Element-and-box listings:

⟨

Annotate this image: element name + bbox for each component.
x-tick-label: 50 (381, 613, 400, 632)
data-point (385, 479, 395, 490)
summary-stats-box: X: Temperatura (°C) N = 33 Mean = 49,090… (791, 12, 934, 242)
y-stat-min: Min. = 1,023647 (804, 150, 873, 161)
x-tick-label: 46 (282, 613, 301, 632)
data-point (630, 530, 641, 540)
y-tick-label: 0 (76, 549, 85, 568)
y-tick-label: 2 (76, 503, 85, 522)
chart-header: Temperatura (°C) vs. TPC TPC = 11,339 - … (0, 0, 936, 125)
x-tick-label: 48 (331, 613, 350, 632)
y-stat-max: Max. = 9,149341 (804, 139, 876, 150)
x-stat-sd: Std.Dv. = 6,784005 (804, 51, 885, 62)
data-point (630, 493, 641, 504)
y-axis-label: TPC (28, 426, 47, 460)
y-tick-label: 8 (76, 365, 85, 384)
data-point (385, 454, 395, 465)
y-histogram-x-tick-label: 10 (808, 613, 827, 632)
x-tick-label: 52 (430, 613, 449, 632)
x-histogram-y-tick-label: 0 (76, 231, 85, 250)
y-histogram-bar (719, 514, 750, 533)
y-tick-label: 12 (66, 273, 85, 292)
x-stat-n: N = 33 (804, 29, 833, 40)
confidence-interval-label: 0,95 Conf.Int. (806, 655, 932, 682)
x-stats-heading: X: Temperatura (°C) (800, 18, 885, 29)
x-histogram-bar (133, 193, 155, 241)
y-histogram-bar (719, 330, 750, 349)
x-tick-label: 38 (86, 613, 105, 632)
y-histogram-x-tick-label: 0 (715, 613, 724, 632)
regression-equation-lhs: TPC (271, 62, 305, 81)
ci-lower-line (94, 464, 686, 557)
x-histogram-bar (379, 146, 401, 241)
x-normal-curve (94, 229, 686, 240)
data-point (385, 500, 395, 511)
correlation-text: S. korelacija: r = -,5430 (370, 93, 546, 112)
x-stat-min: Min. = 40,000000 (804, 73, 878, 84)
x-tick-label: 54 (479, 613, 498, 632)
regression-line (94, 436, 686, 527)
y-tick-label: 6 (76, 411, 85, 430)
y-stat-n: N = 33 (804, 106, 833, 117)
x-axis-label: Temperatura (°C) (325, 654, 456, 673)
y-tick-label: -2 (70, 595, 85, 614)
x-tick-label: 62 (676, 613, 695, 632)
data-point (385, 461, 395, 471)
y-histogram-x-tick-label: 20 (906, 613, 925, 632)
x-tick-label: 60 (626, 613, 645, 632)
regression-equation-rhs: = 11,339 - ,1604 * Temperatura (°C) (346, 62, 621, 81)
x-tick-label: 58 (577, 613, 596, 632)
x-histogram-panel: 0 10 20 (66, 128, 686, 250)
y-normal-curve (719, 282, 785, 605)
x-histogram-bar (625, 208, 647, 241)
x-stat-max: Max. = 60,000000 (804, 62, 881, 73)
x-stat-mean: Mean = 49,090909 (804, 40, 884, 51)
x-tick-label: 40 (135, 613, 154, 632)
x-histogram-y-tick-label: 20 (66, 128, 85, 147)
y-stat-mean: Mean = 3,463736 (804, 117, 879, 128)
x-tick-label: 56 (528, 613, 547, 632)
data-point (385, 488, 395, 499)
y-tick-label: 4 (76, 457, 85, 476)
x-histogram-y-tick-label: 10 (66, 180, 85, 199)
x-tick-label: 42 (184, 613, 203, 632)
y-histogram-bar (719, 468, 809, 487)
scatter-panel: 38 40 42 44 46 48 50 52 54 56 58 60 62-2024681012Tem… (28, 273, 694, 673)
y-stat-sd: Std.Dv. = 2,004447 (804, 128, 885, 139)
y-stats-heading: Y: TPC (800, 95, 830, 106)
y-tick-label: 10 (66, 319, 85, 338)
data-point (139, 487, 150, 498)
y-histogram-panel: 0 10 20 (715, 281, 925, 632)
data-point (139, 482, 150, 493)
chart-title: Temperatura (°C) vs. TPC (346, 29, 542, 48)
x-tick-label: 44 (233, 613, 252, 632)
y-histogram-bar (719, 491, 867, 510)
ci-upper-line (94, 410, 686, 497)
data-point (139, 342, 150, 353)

⟩

TASK PROMPT: Write out the records above again, swapping every "data-point" for "scatter-point" and leaving everything else unchanged.

OUTPUT FOR THIS TASK:
Annotate this image: element name + bbox for each component.
x-tick-label: 50 (381, 613, 400, 632)
scatter-point (385, 479, 395, 490)
summary-stats-box: X: Temperatura (°C) N = 33 Mean = 49,090… (791, 12, 934, 242)
y-stat-min: Min. = 1,023647 (804, 150, 873, 161)
x-tick-label: 46 (282, 613, 301, 632)
scatter-point (630, 530, 641, 540)
y-tick-label: 0 (76, 549, 85, 568)
y-tick-label: 2 (76, 503, 85, 522)
chart-header: Temperatura (°C) vs. TPC TPC = 11,339 - … (0, 0, 936, 125)
x-tick-label: 48 (331, 613, 350, 632)
y-stat-max: Max. = 9,149341 (804, 139, 876, 150)
x-stat-sd: Std.Dv. = 6,784005 (804, 51, 885, 62)
scatter-point (630, 493, 641, 504)
y-axis-label: TPC (28, 426, 47, 460)
y-tick-label: 8 (76, 365, 85, 384)
scatter-point (385, 454, 395, 465)
y-histogram-x-tick-label: 10 (808, 613, 827, 632)
x-tick-label: 52 (430, 613, 449, 632)
x-histogram-y-tick-label: 0 (76, 231, 85, 250)
y-histogram-bar (719, 514, 750, 533)
y-tick-label: 12 (66, 273, 85, 292)
x-stat-n: N = 33 (804, 29, 833, 40)
confidence-interval-label: 0,95 Conf.Int. (806, 655, 932, 682)
x-stats-heading: X: Temperatura (°C) (800, 18, 885, 29)
x-histogram-bar (133, 193, 155, 241)
y-histogram-bar (719, 330, 750, 349)
x-tick-label: 38 (86, 613, 105, 632)
y-histogram-x-tick-label: 0 (715, 613, 724, 632)
regression-equation-lhs: TPC (271, 62, 305, 81)
ci-lower-line (94, 464, 686, 557)
x-histogram-bar (379, 146, 401, 241)
x-normal-curve (94, 229, 686, 240)
scatter-point (385, 500, 395, 511)
correlation-text: S. korelacija: r = -,5430 (370, 93, 546, 112)
x-stat-min: Min. = 40,000000 (804, 73, 878, 84)
x-tick-label: 54 (479, 613, 498, 632)
regression-line (94, 436, 686, 527)
y-tick-label: 6 (76, 411, 85, 430)
y-stat-n: N = 33 (804, 106, 833, 117)
x-axis-label: Temperatura (°C) (325, 654, 456, 673)
y-tick-label: -2 (70, 595, 85, 614)
x-tick-label: 62 (676, 613, 695, 632)
scatter-point (385, 461, 395, 471)
y-histogram-x-tick-label: 20 (906, 613, 925, 632)
x-tick-label: 60 (626, 613, 645, 632)
regression-equation-rhs: = 11,339 - ,1604 * Temperatura (°C) (346, 62, 621, 81)
x-tick-label: 58 (577, 613, 596, 632)
x-histogram-panel: 0 10 20 (66, 128, 686, 250)
y-normal-curve (719, 282, 785, 605)
x-histogram-bar (625, 208, 647, 241)
x-stat-max: Max. = 60,000000 (804, 62, 881, 73)
x-stat-mean: Mean = 49,090909 (804, 40, 884, 51)
x-tick-label: 40 (135, 613, 154, 632)
x-histogram-y-tick-label: 20 (66, 128, 85, 147)
y-stat-mean: Mean = 3,463736 (804, 117, 879, 128)
x-tick-label: 56 (528, 613, 547, 632)
scatter-point (385, 488, 395, 499)
y-tick-label: 4 (76, 457, 85, 476)
x-histogram-y-tick-label: 10 (66, 180, 85, 199)
x-tick-label: 42 (184, 613, 203, 632)
y-histogram-bar (719, 468, 809, 487)
scatter-panel: 38 40 42 44 46 48 50 52 54 56 58 60 62-2024681012Tem… (28, 273, 694, 673)
y-stat-sd: Std.Dv. = 2,004447 (804, 128, 885, 139)
y-stats-heading: Y: TPC (800, 95, 830, 106)
y-tick-label: 10 (66, 319, 85, 338)
scatter-point (139, 487, 150, 498)
y-histogram-panel: 0 10 20 (715, 281, 925, 632)
scatter-point (139, 482, 150, 493)
chart-title: Temperatura (°C) vs. TPC (346, 29, 542, 48)
x-tick-label: 44 (233, 613, 252, 632)
y-histogram-bar (719, 491, 867, 510)
ci-upper-line (94, 410, 686, 497)
scatter-point (139, 342, 150, 353)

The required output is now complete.